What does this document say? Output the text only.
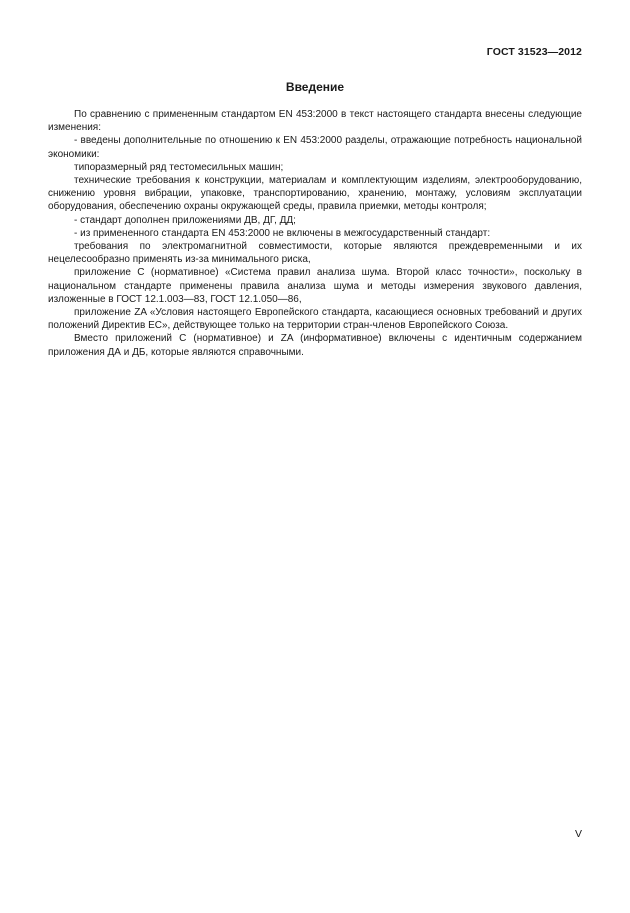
ГОСТ 31523—2012
Введение

По сравнению с примененным стандартом EN 453:2000 в текст настоящего стандарта внесены следующие изменения:

- введены дополнительные по отношению к EN 453:2000 разделы, отражающие потребность национальной экономики:

типоразмерный ряд тестомесильных машин;

технические требования к конструкции, материалам и комплектующим изделиям, электрооборудованию, снижению уровня вибрации, упаковке, транспортированию, хранению, монтажу, условиям эксплуатации оборудования, обеспечению охраны окружающей среды, правила приемки, методы контроля;

- стандарт дополнен приложениями ДВ, ДГ, ДД;

- из примененного стандарта EN 453:2000 не включены в межгосударственный стандарт:

требования по электромагнитной совместимости, которые являются преждевременными и их нецелесообразно применять из-за минимального риска,

приложение С (нормативное) «Система правил анализа шума. Второй класс точности», поскольку в национальном стандарте применены правила анализа шума и методы измерения звукового давления, изложенные в ГОСТ 12.1.003—83, ГОСТ 12.1.050—86,

приложение ZA «Условия настоящего Европейского стандарта, касающиеся основных требований и других положений Директив ЕС», действующее только на территории стран-членов Европейского Союза.

Вместо приложений С (нормативное) и ZA (информативное) включены с идентичным содержанием приложения ДА и ДБ, которые являются справочными.

V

• [STATED PROBLEM] Quote the entries in full. Any image among them is to be omitted from the copy.

• [ANSWER TO THE PROBLEM]
What does this document say? Output the text only.
ГОСТ 31523—2012
Введение

По сравнению с примененным стандартом EN 453:2000 в текст настоящего стандарта внесены следующие изменения:

- введены дополнительные по отношению к EN 453:2000 разделы, отражающие потребность национальной экономики:

типоразмерный ряд тестомесильных машин;

технические требования к конструкции, материалам и комплектующим изделиям, электрооборудованию, снижению уровня вибрации, упаковке, транспортированию, хранению, монтажу, условиям эксплуатации оборудования, обеспечению охраны окружающей среды, правила приемки, методы контроля;

- стандарт дополнен приложениями ДВ, ДГ, ДД;

- из примененного стандарта EN 453:2000 не включены в межгосударственный стандарт:

требования по электромагнитной совместимости, которые являются преждевременными и их нецелесообразно применять из-за минимального риска,

приложение С (нормативное) «Система правил анализа шума. Второй класс точности», поскольку в национальном стандарте применены правила анализа шума и методы измерения звукового давления, изложенные в ГОСТ 12.1.003—83, ГОСТ 12.1.050—86,

приложение ZA «Условия настоящего Европейского стандарта, касающиеся основных требований и других положений Директив ЕС», действующее только на территории стран-членов Европейского Союза.

Вместо приложений С (нормативное) и ZA (информативное) включены с идентичным содержанием приложения ДА и ДБ, которые являются справочными.

V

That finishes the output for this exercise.